> _STATED TASK_
The records below must be transcribed exactly. Do not include the pictures.
begin ENTRIES SHOWN
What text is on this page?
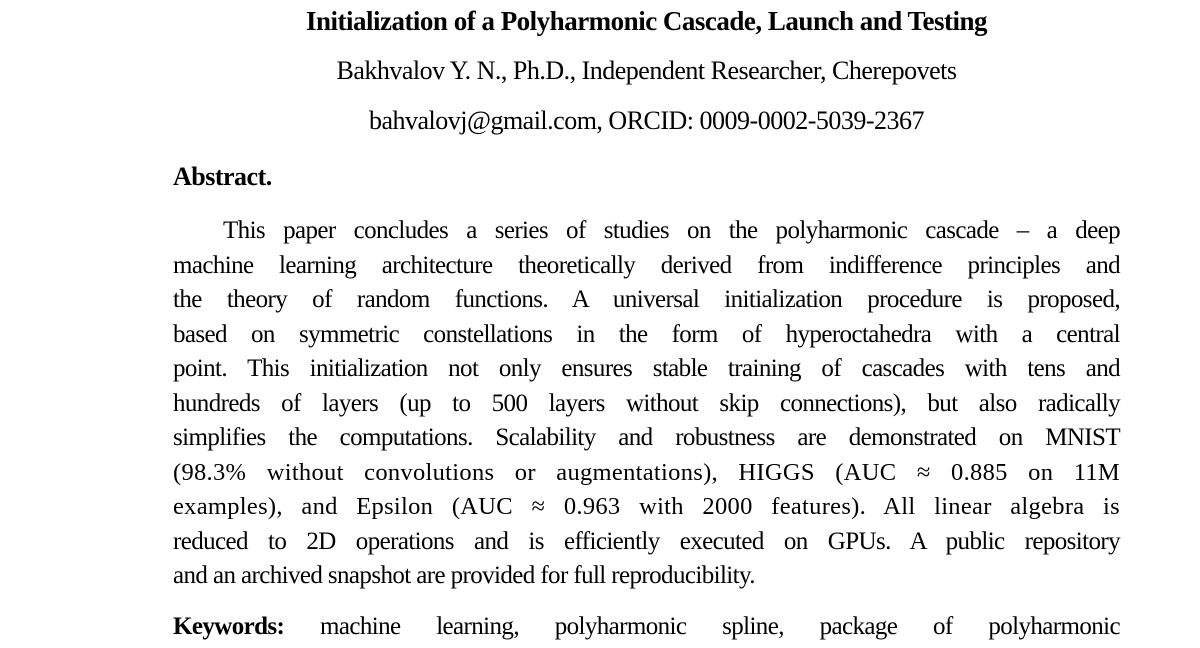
Initialization of a Polyharmonic Cascade, Launch and Testing
Bakhvalov Y. N., Ph.D., Independent Researcher, Cherepovets
bahvalovj@gmail.com, ORCID: 0009-0002-5039-2367
Abstract.
This paper concludes a series of studies on the polyharmonic cascade – a deep
machine learning architecture theoretically derived from indifference principles and
the theory of random functions. A universal initialization procedure is proposed,
based on symmetric constellations in the form of hyperoctahedra with a central
point. This initialization not only ensures stable training of cascades with tens and
hundreds of layers (up to 500 layers without skip connections), but also radically
simplifies the computations. Scalability and robustness are demonstrated on MNIST
(98.3% without convolutions or augmentations), HIGGS (AUC ≈ 0.885 on 11M
examples), and Epsilon (AUC ≈ 0.963 with 2000 features). All linear algebra is
reduced to 2D operations and is efficiently executed on GPUs. A public repository
and an archived snapshot are provided for full reproducibility.
Keywords: machine learning, polyharmonic spline, package of polyharmonic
end ENTRIES SHOWN
> _WRITTEN REPLY_
What text is on this page?
Initialization of a Polyharmonic Cascade, Launch and Testing
Bakhvalov Y. N., Ph.D., Independent Researcher, Cherepovets
bahvalovj@gmail.com, ORCID: 0009-0002-5039-2367
Abstract.
This paper concludes a series of studies on the polyharmonic cascade – a deep
machine learning architecture theoretically derived from indifference principles and
the theory of random functions. A universal initialization procedure is proposed,
based on symmetric constellations in the form of hyperoctahedra with a central
point. This initialization not only ensures stable training of cascades with tens and
hundreds of layers (up to 500 layers without skip connections), but also radically
simplifies the computations. Scalability and robustness are demonstrated on MNIST
(98.3% without convolutions or augmentations), HIGGS (AUC ≈ 0.885 on 11M
examples), and Epsilon (AUC ≈ 0.963 with 2000 features). All linear algebra is
reduced to 2D operations and is efficiently executed on GPUs. A public repository
and an archived snapshot are provided for full reproducibility.
Keywords: machine learning, polyharmonic spline, package of polyharmonic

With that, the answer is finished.